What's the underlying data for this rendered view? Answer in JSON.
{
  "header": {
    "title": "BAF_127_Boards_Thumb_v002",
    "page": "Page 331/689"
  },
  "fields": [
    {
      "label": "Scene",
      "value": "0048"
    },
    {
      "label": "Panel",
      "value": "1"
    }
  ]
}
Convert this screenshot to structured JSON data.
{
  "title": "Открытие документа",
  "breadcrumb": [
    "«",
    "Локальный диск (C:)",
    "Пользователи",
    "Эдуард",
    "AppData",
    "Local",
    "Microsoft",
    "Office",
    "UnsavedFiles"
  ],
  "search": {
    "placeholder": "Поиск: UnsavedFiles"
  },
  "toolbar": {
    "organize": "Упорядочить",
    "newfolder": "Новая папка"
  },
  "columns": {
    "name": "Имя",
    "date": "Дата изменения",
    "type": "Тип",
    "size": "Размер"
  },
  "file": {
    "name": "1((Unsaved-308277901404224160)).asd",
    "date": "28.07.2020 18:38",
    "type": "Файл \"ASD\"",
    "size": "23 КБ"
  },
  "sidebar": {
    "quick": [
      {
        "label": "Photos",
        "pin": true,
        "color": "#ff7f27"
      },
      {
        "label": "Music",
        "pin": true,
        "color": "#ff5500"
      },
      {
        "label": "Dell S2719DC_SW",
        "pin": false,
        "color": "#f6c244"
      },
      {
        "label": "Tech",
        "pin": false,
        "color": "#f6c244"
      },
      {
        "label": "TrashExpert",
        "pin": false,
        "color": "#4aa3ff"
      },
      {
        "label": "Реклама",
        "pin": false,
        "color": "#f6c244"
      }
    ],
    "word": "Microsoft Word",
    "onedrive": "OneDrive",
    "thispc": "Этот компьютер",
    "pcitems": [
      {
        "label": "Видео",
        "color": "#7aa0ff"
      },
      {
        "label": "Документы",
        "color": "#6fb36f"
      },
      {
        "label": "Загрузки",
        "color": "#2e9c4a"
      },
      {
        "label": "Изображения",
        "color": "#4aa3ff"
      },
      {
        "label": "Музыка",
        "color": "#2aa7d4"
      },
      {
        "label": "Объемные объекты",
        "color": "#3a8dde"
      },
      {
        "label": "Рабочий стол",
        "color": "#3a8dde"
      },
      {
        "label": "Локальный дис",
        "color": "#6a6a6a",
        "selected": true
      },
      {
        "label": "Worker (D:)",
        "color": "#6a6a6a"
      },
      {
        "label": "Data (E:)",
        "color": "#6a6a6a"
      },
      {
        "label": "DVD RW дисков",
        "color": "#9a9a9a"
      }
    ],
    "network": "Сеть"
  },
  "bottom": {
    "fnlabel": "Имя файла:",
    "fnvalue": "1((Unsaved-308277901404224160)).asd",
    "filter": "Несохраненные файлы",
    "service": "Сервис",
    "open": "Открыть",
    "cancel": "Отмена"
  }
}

════════════════

- **WHAT IS BEING ASKED**
Count every line of the records that holds "Локальный". State the number, nothing else.

- **TASK SOLUTION**
2